## Requirements
Reproduce the lines below as a numbered list, omitting any blank lines and leaving out the pictures.

## Dataset entries
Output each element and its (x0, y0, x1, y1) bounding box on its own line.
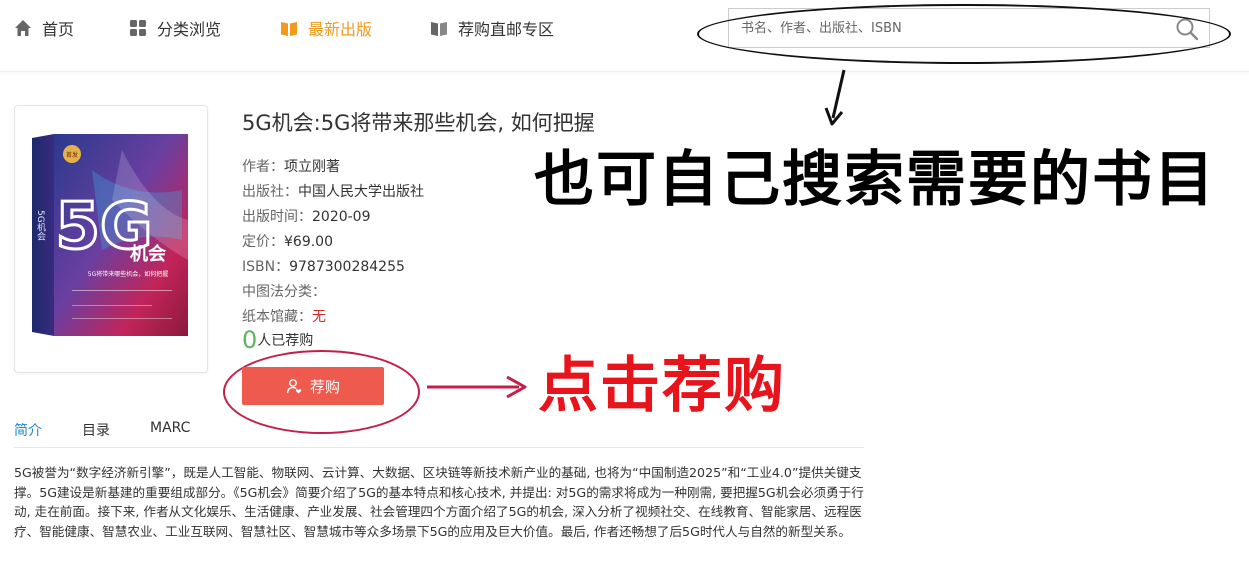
tab-contents[interactable]: 目录 (82, 420, 110, 440)
search-box (728, 8, 1210, 48)
svg-text:5G将带来哪些机会，如何把握: 5G将带来哪些机会，如何把握 (88, 270, 168, 278)
book-icon (431, 22, 447, 36)
book-title: 5G机会:5G将带来那些机会, 如何把握 (242, 111, 595, 135)
tab-marc[interactable]: MARC (150, 420, 190, 436)
svg-text:首发: 首发 (66, 151, 78, 159)
info-date: 出版时间：2020-09 (242, 206, 371, 226)
info-date-label: 出版时间： (242, 209, 312, 225)
top-navigation-bar: 首页 分类浏览 最新出版 荐购直邮专区 (0, 0, 1249, 72)
recommend-button-label: 荐购 (309, 377, 340, 396)
recommend-count-suffix: 人已荐购 (257, 333, 314, 349)
book-cover-image[interactable]: 首发 5G机会 5G 机会 5G将带来哪些机会，如何把握 (32, 130, 192, 340)
search-input[interactable] (741, 9, 1161, 47)
book-description: 5G被誉为“数字经济新引擎”，既是人工智能、物联网、云计算、大数据、区块链等新技… (14, 465, 864, 539)
info-publisher-label: 出版社： (242, 184, 298, 200)
info-author-value[interactable]: 项立刚著 (284, 159, 340, 175)
recommend-count-number: 0 (242, 326, 258, 354)
svg-text:机会: 机会 (130, 243, 166, 265)
arrow-down-annotation (824, 69, 846, 126)
recommend-count: 0人已荐购 (242, 326, 313, 354)
search-hint-annotation: 也可自己搜索需要的书目 (534, 145, 1216, 215)
info-price: 定价：¥69.00 (242, 231, 333, 251)
info-holding: 纸本馆藏：无 (242, 306, 326, 326)
info-clc: 中图法分类： (242, 281, 326, 301)
home-icon (15, 20, 31, 36)
nav-item-recommend-mail[interactable]: 荐购直邮专区 (430, 17, 554, 39)
svg-text:5G机会: 5G机会 (35, 210, 46, 242)
recommend-button[interactable]: 荐购 (242, 367, 384, 405)
user-heart-icon (286, 379, 302, 394)
info-isbn: ISBN：9787300284255 (242, 256, 405, 276)
arrow-right-annotation (427, 375, 527, 399)
info-isbn-value: 9787300284255 (289, 259, 405, 275)
info-author-label: 作者： (242, 159, 284, 175)
grid-icon (130, 20, 146, 36)
nav-item-new-releases[interactable]: 最新出版 (280, 17, 372, 39)
nav-item-home[interactable]: 首页 (14, 17, 74, 39)
info-publisher: 出版社：中国人民大学出版社 (242, 181, 424, 201)
nav-item-home-label: 首页 (42, 20, 75, 39)
info-date-value: 2020-09 (312, 209, 371, 225)
info-author: 作者：项立刚著 (242, 156, 340, 176)
info-price-label: 定价： (242, 234, 284, 250)
open-book-icon (281, 22, 297, 36)
nav-item-recommend-mail-label: 荐购直邮专区 (458, 20, 555, 39)
tab-summary[interactable]: 简介 (14, 420, 42, 440)
info-holding-value: 无 (312, 309, 326, 325)
nav-item-new-releases-label: 最新出版 (308, 20, 373, 39)
search-icon[interactable] (1175, 17, 1199, 41)
detail-tabs: 简介 目录 MARC (14, 410, 864, 448)
info-publisher-value[interactable]: 中国人民大学出版社 (298, 184, 424, 200)
info-clc-label: 中图法分类： (242, 284, 326, 300)
nav-item-category-browse-label: 分类浏览 (157, 20, 222, 39)
info-isbn-label: ISBN： (242, 259, 290, 275)
info-price-value: ¥69.00 (284, 234, 333, 250)
nav-item-category-browse[interactable]: 分类浏览 (129, 17, 221, 39)
info-holding-label: 纸本馆藏： (242, 309, 312, 325)
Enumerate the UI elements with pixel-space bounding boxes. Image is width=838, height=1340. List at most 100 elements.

## Answer to the task
1. Output each element and its (x0, y0, x1, y1) bounding box on its own line.
2. tab-contents[interactable]: 目录 (82, 420, 110, 440)
3. search-box (728, 8, 1210, 48)
4. svg-text:5G将带来哪些机会，如何把握: 5G将带来哪些机会，如何把握 (88, 270, 168, 278)
5. book-icon (431, 22, 447, 36)
6. book-title: 5G机会:5G将带来那些机会, 如何把握 (242, 111, 595, 135)
7. tab-marc[interactable]: MARC (150, 420, 190, 436)
8. svg-text:首发: 首发 (66, 151, 78, 159)
9. info-date: 出版时间：2020-09 (242, 206, 371, 226)
10. info-date-label: 出版时间： (242, 209, 312, 225)
11. top-navigation-bar: 首页 分类浏览 最新出版 荐购直邮专区 (0, 0, 1249, 72)
12. recommend-button-label: 荐购 (309, 377, 340, 396)
13. recommend-count-suffix: 人已荐购 (257, 333, 314, 349)
14. book-cover-image[interactable]: 首发 5G机会 5G 机会 5G将带来哪些机会，如何把握 (32, 130, 192, 340)
15. search-input[interactable] (741, 9, 1161, 47)
16. book-description: 5G被誉为“数字经济新引擎”，既是人工智能、物联网、云计算、大数据、区块链等新技… (14, 465, 864, 539)
17. info-publisher-label: 出版社： (242, 184, 298, 200)
18. info-author-value[interactable]: 项立刚著 (284, 159, 340, 175)
19. recommend-count-number: 0 (242, 326, 258, 354)
20. svg-text:机会: 机会 (130, 243, 166, 265)
21. arrow-down-annotation (824, 69, 846, 126)
22. recommend-count: 0人已荐购 (242, 326, 313, 354)
23. search-hint-annotation: 也可自己搜索需要的书目 (534, 145, 1216, 215)
24. info-price: 定价：¥69.00 (242, 231, 333, 251)
25. info-holding: 纸本馆藏：无 (242, 306, 326, 326)
26. info-clc: 中图法分类： (242, 281, 326, 301)
27. home-icon (15, 20, 31, 36)
28. nav-item-recommend-mail[interactable]: 荐购直邮专区 (430, 17, 554, 39)
29. svg-text:5G机会: 5G机会 (35, 210, 46, 242)
30. recommend-button[interactable]: 荐购 (242, 367, 384, 405)
31. user-heart-icon (286, 379, 302, 394)
32. info-isbn: ISBN：9787300284255 (242, 256, 405, 276)
33. arrow-right-annotation (427, 375, 527, 399)
34. info-isbn-value: 9787300284255 (289, 259, 405, 275)
35. info-author-label: 作者： (242, 159, 284, 175)
36. grid-icon (130, 20, 146, 36)
37. nav-item-new-releases[interactable]: 最新出版 (280, 17, 372, 39)
38. nav-item-home[interactable]: 首页 (14, 17, 74, 39)
39. info-publisher: 出版社：中国人民大学出版社 (242, 181, 424, 201)
40. nav-item-home-label: 首页 (42, 20, 75, 39)
41. info-date-value: 2020-09 (312, 209, 371, 225)
42. info-author: 作者：项立刚著 (242, 156, 340, 176)
43. info-price-label: 定价： (242, 234, 284, 250)
44. open-book-icon (281, 22, 297, 36)
45. nav-item-recommend-mail-label: 荐购直邮专区 (458, 20, 555, 39)
46. tab-summary[interactable]: 简介 (14, 420, 42, 440)
47. info-holding-value: 无 (312, 309, 326, 325)
48. nav-item-new-releases-label: 最新出版 (308, 20, 373, 39)
49. search-icon[interactable] (1175, 17, 1199, 41)
50. detail-tabs: 简介 目录 MARC (14, 410, 864, 448)
51. info-publisher-value[interactable]: 中国人民大学出版社 (298, 184, 424, 200)
52. info-clc-label: 中图法分类： (242, 284, 326, 300)
53. nav-item-category-browse-label: 分类浏览 (157, 20, 222, 39)
54. info-isbn-label: ISBN： (242, 259, 290, 275)
55. info-price-value: ¥69.00 (284, 234, 333, 250)
56. nav-item-category-browse[interactable]: 分类浏览 (129, 17, 221, 39)
57. info-holding-label: 纸本馆藏： (242, 309, 312, 325)
58. Enumerate the UI elements with pixel-space bounding boxes. Image is width=838, height=1340. List at most 100 elements.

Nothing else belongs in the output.